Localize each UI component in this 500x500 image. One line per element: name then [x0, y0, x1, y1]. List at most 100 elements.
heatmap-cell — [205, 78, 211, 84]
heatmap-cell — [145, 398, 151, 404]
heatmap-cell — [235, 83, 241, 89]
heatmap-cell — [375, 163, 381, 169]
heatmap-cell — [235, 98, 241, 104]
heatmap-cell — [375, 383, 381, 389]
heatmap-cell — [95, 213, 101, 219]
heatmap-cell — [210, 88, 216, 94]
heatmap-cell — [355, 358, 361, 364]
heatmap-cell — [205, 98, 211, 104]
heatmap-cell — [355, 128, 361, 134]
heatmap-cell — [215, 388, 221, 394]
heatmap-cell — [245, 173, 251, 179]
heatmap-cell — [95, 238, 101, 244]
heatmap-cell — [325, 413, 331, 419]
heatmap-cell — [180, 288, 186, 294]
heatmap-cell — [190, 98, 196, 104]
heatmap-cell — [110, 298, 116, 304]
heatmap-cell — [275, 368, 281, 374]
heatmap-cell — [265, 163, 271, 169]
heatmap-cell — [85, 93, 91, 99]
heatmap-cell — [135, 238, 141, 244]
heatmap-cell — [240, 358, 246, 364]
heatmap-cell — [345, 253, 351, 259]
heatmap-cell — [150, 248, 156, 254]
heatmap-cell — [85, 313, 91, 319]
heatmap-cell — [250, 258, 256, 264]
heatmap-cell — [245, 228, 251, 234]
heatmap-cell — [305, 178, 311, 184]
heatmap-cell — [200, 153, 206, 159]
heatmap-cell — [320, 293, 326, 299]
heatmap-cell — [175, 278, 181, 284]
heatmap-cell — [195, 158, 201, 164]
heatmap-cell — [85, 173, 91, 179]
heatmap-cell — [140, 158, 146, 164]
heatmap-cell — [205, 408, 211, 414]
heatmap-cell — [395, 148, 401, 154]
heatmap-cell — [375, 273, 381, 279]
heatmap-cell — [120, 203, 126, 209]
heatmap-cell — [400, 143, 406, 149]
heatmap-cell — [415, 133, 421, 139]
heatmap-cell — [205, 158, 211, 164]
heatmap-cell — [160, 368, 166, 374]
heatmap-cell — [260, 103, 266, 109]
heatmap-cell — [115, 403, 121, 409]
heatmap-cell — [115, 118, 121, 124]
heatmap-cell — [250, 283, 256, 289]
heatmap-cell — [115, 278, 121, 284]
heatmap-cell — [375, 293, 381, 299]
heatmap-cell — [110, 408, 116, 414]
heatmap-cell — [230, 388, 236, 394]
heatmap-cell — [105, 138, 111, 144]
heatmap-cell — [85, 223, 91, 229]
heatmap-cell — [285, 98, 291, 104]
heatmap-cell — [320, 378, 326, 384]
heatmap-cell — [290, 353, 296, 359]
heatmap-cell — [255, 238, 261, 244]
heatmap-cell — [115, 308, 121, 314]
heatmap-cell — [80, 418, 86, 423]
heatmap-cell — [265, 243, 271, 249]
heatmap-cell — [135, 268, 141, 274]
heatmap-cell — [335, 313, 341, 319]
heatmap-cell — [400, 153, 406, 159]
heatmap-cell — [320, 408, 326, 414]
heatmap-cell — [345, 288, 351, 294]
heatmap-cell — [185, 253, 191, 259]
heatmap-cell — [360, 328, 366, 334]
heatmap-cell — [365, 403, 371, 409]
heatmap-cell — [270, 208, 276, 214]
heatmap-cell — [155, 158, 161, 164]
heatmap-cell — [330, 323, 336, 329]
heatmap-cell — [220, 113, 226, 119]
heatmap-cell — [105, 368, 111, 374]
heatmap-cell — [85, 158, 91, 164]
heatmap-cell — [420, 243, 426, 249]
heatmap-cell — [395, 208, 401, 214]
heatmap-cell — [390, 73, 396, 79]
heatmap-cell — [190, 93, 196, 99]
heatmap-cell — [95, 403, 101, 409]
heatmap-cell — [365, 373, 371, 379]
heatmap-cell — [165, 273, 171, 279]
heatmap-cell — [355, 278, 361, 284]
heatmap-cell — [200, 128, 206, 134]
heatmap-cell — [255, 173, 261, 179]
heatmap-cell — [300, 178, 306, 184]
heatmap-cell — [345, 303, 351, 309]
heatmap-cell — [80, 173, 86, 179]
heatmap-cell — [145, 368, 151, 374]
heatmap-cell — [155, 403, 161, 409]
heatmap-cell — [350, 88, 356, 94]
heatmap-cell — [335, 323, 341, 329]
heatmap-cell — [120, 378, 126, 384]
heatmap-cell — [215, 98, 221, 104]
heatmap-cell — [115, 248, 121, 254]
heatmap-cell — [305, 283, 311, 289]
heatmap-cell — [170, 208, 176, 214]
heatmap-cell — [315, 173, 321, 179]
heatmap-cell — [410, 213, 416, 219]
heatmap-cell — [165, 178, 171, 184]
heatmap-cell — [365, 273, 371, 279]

========================

• Problem: Revise the data, starting at its first line and ending with the line that contains "heatmap-cell — [415, 133, 421, 139]", by substituting "grid-cell" for every occurrence of "heatmap-cell" and leaving everything else unchanged. Give only those lines.

• Answer to this exercise:
Localize each UI component in this 500x500 image. One line per element: name then [x0, y0, x1, y1]. List at most 100 elements.
grid-cell — [205, 78, 211, 84]
grid-cell — [145, 398, 151, 404]
grid-cell — [235, 83, 241, 89]
grid-cell — [375, 163, 381, 169]
grid-cell — [235, 98, 241, 104]
grid-cell — [375, 383, 381, 389]
grid-cell — [95, 213, 101, 219]
grid-cell — [210, 88, 216, 94]
grid-cell — [355, 358, 361, 364]
grid-cell — [205, 98, 211, 104]
grid-cell — [355, 128, 361, 134]
grid-cell — [215, 388, 221, 394]
grid-cell — [245, 173, 251, 179]
grid-cell — [95, 238, 101, 244]
grid-cell — [325, 413, 331, 419]
grid-cell — [180, 288, 186, 294]
grid-cell — [190, 98, 196, 104]
grid-cell — [110, 298, 116, 304]
grid-cell — [275, 368, 281, 374]
grid-cell — [265, 163, 271, 169]
grid-cell — [85, 93, 91, 99]
grid-cell — [135, 238, 141, 244]
grid-cell — [240, 358, 246, 364]
grid-cell — [345, 253, 351, 259]
grid-cell — [150, 248, 156, 254]
grid-cell — [85, 313, 91, 319]
grid-cell — [250, 258, 256, 264]
grid-cell — [245, 228, 251, 234]
grid-cell — [305, 178, 311, 184]
grid-cell — [200, 153, 206, 159]
grid-cell — [320, 293, 326, 299]
grid-cell — [175, 278, 181, 284]
grid-cell — [195, 158, 201, 164]
grid-cell — [85, 173, 91, 179]
grid-cell — [140, 158, 146, 164]
grid-cell — [205, 408, 211, 414]
grid-cell — [395, 148, 401, 154]
grid-cell — [375, 273, 381, 279]
grid-cell — [120, 203, 126, 209]
grid-cell — [400, 143, 406, 149]
grid-cell — [415, 133, 421, 139]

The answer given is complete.